(Rows from a dataset)
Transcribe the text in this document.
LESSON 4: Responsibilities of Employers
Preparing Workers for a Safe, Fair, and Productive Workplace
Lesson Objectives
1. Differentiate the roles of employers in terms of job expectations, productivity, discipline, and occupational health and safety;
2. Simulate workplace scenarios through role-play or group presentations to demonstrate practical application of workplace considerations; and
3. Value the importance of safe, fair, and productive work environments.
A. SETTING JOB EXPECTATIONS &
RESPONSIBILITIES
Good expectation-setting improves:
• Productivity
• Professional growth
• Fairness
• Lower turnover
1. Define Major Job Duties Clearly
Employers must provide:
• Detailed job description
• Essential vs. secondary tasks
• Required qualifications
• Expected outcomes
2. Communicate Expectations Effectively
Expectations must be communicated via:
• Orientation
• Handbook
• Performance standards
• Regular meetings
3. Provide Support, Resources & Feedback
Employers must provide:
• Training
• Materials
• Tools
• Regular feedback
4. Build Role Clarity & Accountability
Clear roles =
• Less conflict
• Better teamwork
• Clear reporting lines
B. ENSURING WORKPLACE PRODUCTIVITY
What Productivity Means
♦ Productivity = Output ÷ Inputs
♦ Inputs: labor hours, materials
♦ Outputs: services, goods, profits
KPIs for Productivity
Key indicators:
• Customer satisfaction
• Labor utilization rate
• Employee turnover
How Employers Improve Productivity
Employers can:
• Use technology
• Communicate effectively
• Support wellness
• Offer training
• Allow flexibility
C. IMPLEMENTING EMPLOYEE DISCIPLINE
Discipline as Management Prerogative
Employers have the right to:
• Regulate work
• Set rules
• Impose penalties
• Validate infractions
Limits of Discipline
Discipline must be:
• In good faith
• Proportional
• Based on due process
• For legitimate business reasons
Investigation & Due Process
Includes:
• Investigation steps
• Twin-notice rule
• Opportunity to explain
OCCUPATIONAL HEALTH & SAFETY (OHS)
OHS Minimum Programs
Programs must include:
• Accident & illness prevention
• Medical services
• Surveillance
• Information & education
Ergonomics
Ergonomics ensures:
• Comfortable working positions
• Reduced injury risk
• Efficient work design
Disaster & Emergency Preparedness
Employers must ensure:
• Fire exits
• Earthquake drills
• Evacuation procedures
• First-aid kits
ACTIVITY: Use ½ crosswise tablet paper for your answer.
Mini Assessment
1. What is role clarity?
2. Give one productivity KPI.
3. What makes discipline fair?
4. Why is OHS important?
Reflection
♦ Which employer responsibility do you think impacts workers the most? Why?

- **EXERCISE PROMPT**:
Identify the lines above with the word "Programs". Copy them.

- **FINAL RESULT**:
OHS Minimum Programs
Programs must include:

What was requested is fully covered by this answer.